### [Short problem]
Starting at the line that contains "OCR this image.", copy each line through the end of the listing below. Include both ends and output nothing more.

(Data excerpts)
◆ ◆ ◆ ◆ ◆ ◆ ◆

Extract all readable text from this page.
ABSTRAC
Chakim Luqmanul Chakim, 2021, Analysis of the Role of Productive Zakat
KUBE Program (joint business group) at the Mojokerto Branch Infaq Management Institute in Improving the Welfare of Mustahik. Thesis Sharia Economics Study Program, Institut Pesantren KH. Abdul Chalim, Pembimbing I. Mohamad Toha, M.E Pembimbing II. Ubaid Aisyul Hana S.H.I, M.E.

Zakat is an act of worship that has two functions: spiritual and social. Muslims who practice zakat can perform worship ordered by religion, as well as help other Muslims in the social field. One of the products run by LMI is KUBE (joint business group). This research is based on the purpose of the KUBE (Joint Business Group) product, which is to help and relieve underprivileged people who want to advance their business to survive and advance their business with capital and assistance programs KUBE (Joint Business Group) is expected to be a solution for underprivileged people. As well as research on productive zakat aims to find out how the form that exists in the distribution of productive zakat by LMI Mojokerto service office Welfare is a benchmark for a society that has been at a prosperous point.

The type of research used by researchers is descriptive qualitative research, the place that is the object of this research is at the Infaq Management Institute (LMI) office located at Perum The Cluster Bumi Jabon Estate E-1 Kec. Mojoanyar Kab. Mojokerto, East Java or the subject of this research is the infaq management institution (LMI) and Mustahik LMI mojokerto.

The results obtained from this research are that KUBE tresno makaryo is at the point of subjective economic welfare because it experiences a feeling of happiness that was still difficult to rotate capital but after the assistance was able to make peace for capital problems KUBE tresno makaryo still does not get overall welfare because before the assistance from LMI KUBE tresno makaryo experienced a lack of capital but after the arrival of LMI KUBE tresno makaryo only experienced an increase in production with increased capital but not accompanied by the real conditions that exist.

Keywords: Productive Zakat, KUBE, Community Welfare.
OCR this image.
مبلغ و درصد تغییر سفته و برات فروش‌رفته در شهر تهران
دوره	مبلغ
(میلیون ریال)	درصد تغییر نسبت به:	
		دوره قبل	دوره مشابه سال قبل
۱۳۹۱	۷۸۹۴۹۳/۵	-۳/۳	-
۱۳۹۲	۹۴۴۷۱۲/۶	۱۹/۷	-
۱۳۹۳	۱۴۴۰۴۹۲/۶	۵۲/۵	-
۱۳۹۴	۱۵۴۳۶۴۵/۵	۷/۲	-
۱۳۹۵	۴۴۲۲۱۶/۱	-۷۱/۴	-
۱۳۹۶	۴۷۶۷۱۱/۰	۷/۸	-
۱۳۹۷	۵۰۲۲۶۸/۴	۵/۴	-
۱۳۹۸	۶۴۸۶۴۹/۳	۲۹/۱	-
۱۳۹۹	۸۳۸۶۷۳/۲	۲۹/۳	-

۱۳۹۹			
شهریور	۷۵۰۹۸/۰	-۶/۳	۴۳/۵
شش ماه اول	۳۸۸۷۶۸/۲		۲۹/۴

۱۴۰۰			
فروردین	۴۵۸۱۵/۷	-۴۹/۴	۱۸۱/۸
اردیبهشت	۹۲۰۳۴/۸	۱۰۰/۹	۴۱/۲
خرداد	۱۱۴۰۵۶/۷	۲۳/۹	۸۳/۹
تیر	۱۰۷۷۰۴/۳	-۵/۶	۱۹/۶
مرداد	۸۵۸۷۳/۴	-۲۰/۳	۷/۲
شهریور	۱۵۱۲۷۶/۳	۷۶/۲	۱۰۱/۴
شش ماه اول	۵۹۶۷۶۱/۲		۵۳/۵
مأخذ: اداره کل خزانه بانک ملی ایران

◆ ◆ ◆ ◆ ◆ ◆ ◆

### [Written solution]
OCR this image.
مبلغ و درصد تغییر سفته و برات فروش‌رفته در شهر تهران
دوره	مبلغ
(میلیون ریال)	درصد تغییر نسبت به:	
		دوره قبل	دوره مشابه سال قبل
۱۳۹۱	۷۸۹۴۹۳/۵	-۳/۳	-
۱۳۹۲	۹۴۴۷۱۲/۶	۱۹/۷	-
۱۳۹۳	۱۴۴۰۴۹۲/۶	۵۲/۵	-
۱۳۹۴	۱۵۴۳۶۴۵/۵	۷/۲	-
۱۳۹۵	۴۴۲۲۱۶/۱	-۷۱/۴	-
۱۳۹۶	۴۷۶۷۱۱/۰	۷/۸	-
۱۳۹۷	۵۰۲۲۶۸/۴	۵/۴	-
۱۳۹۸	۶۴۸۶۴۹/۳	۲۹/۱	-
۱۳۹۹	۸۳۸۶۷۳/۲	۲۹/۳	-

۱۳۹۹			
شهریور	۷۵۰۹۸/۰	-۶/۳	۴۳/۵
شش ماه اول	۳۸۸۷۶۸/۲		۲۹/۴

۱۴۰۰			
فروردین	۴۵۸۱۵/۷	-۴۹/۴	۱۸۱/۸
اردیبهشت	۹۲۰۳۴/۸	۱۰۰/۹	۴۱/۲
خرداد	۱۱۴۰۵۶/۷	۲۳/۹	۸۳/۹
تیر	۱۰۷۷۰۴/۳	-۵/۶	۱۹/۶
مرداد	۸۵۸۷۳/۴	-۲۰/۳	۷/۲
شهریور	۱۵۱۲۷۶/۳	۷۶/۲	۱۰۱/۴
شش ماه اول	۵۹۶۷۶۱/۲		۵۳/۵
مأخذ: اداره کل خزانه بانک ملی ایران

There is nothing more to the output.